__Исходный текст__:

______

Едва ли кто-нибудь с высоты вашего знания законов исторического
развития станет теперь упрекать Шекспира за то, что он в своей трагедии
вместо анализа социальных корней зла углубился в анализ природы человека. А
именно это и занимает мысли Гамлета. Будучи честным до конца, он видит не
только пороки других, но и свои. "Сам я скорее честен, - говорит он Офелии,
- и все же я мог бы обвинить себя в таких вещах, что лучше бы моя мать не
родила меня на свет; я очень горд, мстителен, честолюбив; к моим услугам
столько прегрешений, что мне не хватает мыслей, чтобы о них подумать,
воображения, чтобы придать им облик, и времени, чтобы их совершить" (III,
1). Гамлет не рисуется и не клевещет на себя. Он говорит здесь о тех
потенциях зла, которые таятся в каждом человеке, и в том числе в нем самом.
Меланхолия Гамлета сочетается, таким образом, с определенным
мировоззрением. Спросим себя: меланхолия ли привела датского принца к столь
печальным выводам о природе человека, или ясное сознание зла повергло его в
глубокую скорбь? Скорее последнее.
Означает ли все это, что Гамлет совершенно утратил веру в человека?
Нет, он неточен, когда говорит, что из людей его не радует ни один. Б_ы_л
человек, который его радовал, - его отец: "Он человек был человек во
всем..." (I, 2). В беседе с матерью, вспоминая покойного отца и воссоздавая
его облик, Гамлет рисует свой идеал человека:
"Чело Зевеса; кудри Аполлона;
Взор, как у Марса, - властная гроза;
Осанкою - то сам гонец Меркурий
На небом лобызаемой скале;
Поистине такое сочетанье,
Где каждый бог вдавил свою печать,
Чтоб дать вселенной образ человека.
То был ваш муж" (III, 3).
Но не только был, - есть рядом с Гамлетом человек, в которой видит
воплощение лучших достоинств. Это Горацио. Гамлет говорит ему:
"Едва мой дух стал выбирать свободно
И различать людей, его избравье
Отметило тебя; ты человек,
Который и в страданиях не страждет
И с равной благодарностью приемлет
Гнев и дары судьбы; благословен,
Чьи кровь и разум так отрадно слиты,
Что он не дудка в пальцах у Фортуны,
На нем играющей. Будь человек
Не раб страстей, то я его замкну
В средине сердца, в самом сердце сердца,
Как и тебя" (III, 2).

______

__Сохраненные данные__:
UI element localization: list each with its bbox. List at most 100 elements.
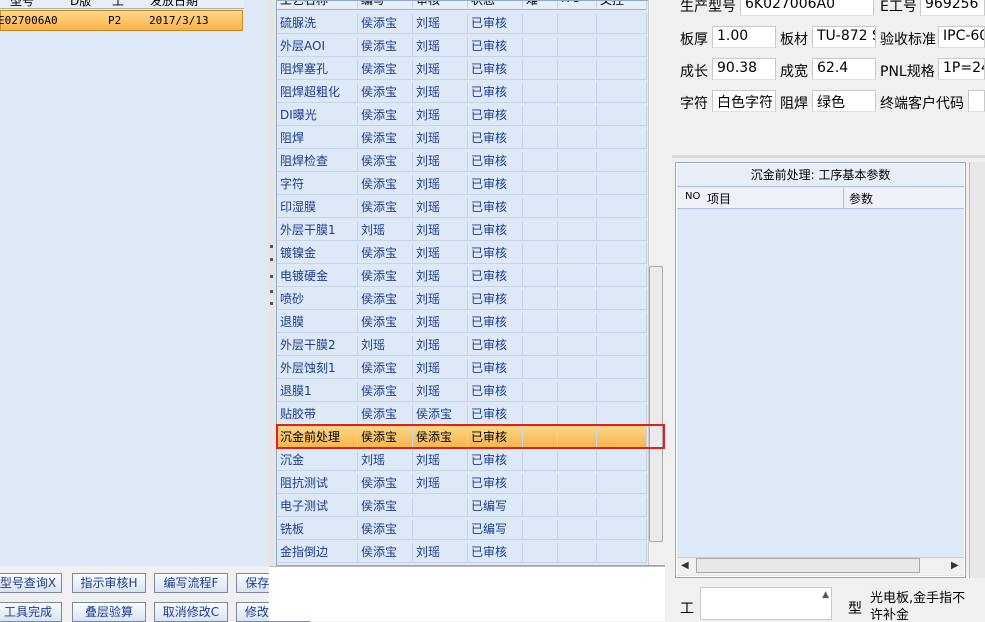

______

__Задание 1__: Кого, согласно исходному тексту о Гамлете, принц имеет в виду, говоря: «Он человек был человек во всем...»?
__Задание 2__: Повторите дословно фрагмент исходного текста о Гамлете, начиная со слов «Нет, он неточен, когда» и продолжая до слов «вселенной образ человека.».

__Письменный ответ 1__: Своего покойного отца.

__Письменный ответ 2__:
Нет, он неточен, когда говорит, что из людей его не радует ни один. Б_ы_л
человек, который его радовал, - его отец: "Он человек был человек во
всем..." (I, 2). В беседе с матерью, вспоминая покойного отца и воссоздавая
его облик, Гамлет рисует свой идеал человека:
"Чело Зевеса; кудри Аполлона;
Взор, как у Марса, - властная гроза;
Осанкою - то сам гонец Меркурий
На небом лобызаемой скале;
Поистине такое сочетанье,
Где каждый бог вдавил свою печать,
Чтоб дать вселенной образ человека.